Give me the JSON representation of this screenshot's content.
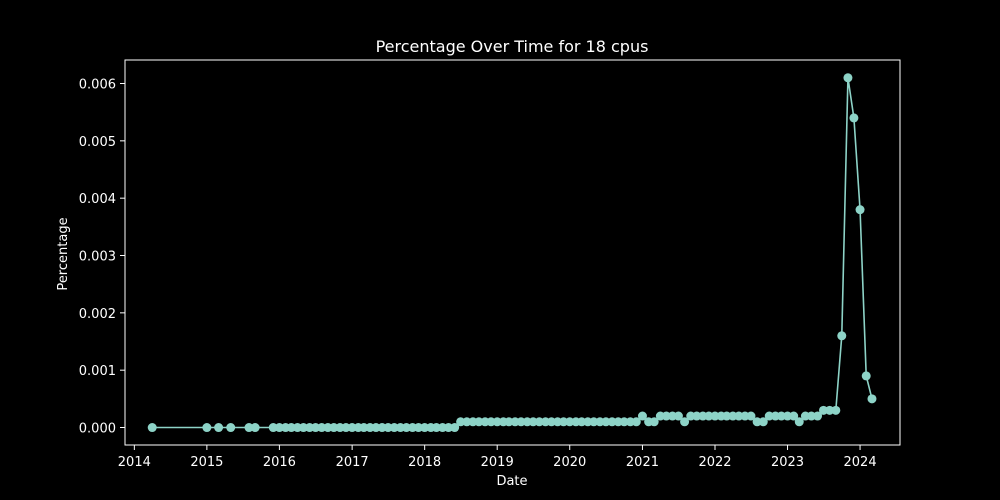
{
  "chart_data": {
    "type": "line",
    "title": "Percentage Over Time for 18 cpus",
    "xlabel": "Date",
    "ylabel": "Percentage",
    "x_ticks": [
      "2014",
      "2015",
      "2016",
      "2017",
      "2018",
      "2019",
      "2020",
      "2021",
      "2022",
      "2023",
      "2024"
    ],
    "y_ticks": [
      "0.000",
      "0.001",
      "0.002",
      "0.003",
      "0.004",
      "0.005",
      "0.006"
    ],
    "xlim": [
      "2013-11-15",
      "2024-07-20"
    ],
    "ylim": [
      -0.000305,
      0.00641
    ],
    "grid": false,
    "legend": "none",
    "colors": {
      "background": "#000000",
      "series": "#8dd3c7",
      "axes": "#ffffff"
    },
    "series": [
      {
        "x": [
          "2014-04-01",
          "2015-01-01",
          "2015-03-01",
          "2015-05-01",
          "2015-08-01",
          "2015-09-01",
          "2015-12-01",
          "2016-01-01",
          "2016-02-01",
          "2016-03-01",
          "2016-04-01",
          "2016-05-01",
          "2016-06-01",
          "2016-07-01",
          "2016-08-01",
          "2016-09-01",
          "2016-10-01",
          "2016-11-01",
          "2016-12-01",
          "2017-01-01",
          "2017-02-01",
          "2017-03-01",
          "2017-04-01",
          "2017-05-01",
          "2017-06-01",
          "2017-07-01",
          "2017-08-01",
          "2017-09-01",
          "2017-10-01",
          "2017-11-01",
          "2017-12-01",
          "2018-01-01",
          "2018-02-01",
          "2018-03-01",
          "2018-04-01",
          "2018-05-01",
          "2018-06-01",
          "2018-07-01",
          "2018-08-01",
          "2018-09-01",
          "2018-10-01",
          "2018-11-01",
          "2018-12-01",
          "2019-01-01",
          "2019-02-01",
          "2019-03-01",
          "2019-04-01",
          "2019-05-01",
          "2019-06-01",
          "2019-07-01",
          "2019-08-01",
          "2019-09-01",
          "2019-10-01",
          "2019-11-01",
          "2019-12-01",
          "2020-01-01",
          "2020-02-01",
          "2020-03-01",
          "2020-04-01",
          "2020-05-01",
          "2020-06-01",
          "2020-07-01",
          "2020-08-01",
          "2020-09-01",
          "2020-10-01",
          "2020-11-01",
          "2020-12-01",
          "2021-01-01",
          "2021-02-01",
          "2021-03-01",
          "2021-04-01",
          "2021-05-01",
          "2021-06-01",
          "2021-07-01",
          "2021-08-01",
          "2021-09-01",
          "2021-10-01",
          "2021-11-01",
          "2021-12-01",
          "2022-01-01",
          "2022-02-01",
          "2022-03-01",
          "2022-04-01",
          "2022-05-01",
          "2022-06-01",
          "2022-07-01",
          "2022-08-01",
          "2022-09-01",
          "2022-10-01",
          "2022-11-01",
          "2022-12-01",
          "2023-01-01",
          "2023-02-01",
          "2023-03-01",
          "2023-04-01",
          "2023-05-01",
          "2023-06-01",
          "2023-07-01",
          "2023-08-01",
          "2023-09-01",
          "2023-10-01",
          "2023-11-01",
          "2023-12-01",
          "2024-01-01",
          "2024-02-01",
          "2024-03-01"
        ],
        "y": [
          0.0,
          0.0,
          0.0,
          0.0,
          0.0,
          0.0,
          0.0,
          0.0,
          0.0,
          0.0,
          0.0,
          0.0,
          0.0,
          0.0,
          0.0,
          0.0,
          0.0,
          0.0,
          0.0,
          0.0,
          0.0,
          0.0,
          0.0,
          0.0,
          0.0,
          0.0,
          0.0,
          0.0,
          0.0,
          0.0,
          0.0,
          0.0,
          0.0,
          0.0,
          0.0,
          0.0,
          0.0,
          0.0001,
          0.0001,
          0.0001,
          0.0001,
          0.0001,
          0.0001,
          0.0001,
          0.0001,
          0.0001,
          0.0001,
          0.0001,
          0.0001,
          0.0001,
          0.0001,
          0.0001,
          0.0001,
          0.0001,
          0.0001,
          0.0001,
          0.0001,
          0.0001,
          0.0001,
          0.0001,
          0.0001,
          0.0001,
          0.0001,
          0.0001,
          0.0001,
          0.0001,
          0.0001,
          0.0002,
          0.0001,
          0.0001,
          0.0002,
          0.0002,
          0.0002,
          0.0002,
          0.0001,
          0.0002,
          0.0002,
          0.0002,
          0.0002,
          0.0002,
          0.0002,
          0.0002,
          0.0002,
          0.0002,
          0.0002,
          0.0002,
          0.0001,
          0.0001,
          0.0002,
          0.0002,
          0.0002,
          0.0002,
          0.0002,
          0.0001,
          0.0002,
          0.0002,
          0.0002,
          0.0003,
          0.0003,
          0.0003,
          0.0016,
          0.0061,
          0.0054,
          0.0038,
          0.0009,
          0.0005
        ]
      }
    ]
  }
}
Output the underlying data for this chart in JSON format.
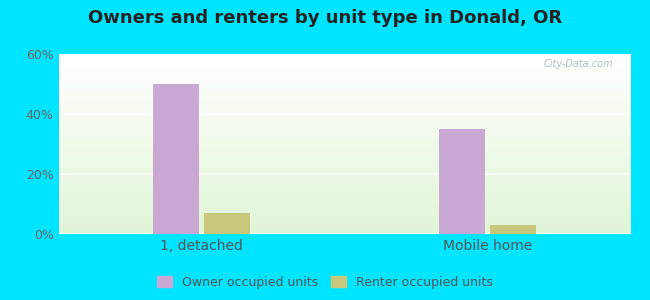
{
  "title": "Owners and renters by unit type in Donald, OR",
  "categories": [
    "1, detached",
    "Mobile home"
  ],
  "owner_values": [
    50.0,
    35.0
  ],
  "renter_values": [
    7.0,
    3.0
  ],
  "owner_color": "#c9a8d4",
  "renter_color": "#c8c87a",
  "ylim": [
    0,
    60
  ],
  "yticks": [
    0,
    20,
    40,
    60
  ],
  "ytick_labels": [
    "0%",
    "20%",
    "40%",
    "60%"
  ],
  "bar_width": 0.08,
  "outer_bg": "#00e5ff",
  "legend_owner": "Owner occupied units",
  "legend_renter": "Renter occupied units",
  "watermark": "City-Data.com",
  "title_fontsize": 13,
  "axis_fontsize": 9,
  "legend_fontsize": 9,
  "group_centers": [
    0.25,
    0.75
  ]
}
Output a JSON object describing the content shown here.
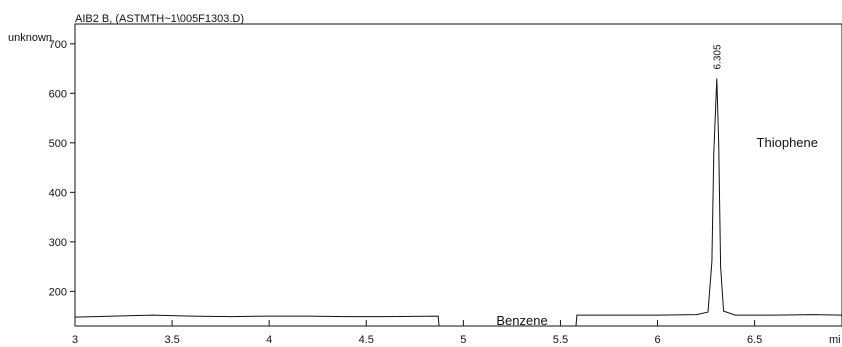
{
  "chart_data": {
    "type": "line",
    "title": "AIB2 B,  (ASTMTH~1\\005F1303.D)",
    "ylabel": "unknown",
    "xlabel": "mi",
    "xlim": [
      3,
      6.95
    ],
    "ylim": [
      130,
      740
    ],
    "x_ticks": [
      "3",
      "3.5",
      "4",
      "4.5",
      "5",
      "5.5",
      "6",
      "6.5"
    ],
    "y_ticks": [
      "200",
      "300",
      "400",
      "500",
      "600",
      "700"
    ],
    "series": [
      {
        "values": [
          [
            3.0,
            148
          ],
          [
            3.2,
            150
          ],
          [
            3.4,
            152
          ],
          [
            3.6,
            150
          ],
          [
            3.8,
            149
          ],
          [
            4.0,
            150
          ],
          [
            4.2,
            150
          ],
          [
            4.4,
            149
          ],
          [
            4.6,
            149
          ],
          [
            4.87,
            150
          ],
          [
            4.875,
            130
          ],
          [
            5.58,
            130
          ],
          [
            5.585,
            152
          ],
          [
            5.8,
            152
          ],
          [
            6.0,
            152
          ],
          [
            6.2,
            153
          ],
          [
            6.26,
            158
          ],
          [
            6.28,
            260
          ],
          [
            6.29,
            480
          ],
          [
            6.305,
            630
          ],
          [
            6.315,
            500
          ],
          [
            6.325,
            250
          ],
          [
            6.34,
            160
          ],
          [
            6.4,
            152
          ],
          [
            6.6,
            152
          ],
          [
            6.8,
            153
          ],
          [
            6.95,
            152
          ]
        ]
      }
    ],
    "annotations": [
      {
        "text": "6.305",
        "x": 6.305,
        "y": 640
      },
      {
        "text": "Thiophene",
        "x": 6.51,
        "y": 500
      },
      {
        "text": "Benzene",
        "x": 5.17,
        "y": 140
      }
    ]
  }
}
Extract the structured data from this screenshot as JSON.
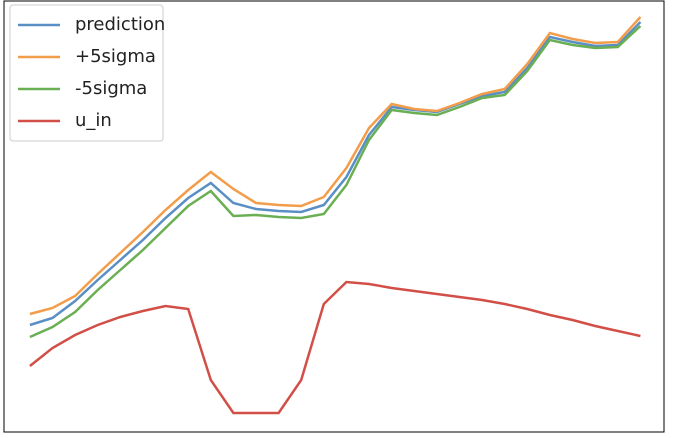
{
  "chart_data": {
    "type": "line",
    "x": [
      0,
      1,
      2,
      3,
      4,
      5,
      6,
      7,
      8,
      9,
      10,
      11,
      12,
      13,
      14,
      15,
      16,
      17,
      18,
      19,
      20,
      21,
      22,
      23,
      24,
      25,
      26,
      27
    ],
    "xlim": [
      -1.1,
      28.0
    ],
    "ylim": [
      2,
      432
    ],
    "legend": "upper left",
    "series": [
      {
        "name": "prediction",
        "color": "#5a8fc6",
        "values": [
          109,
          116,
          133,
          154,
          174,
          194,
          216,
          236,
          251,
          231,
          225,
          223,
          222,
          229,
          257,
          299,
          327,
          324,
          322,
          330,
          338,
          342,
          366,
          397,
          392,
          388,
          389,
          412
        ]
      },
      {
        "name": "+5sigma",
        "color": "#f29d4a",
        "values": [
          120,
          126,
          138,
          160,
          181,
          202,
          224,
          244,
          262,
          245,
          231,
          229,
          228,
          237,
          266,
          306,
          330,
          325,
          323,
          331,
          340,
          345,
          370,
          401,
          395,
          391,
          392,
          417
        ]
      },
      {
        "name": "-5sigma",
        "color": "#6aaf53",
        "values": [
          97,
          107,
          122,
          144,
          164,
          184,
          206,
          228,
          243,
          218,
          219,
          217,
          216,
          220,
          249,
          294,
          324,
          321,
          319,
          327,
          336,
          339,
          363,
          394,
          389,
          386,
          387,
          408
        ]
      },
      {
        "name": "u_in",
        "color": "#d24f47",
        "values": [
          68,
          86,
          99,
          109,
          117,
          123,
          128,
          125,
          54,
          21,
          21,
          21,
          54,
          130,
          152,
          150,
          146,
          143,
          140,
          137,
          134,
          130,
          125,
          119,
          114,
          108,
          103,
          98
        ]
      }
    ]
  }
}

------------------------------

Identify every line above that includes the word "this", and show those lines.

Give me the JSON representation of this screenshot's content.
Output the underlying data for this chart in JSON format.
Extract the structured data from this screenshot as JSON.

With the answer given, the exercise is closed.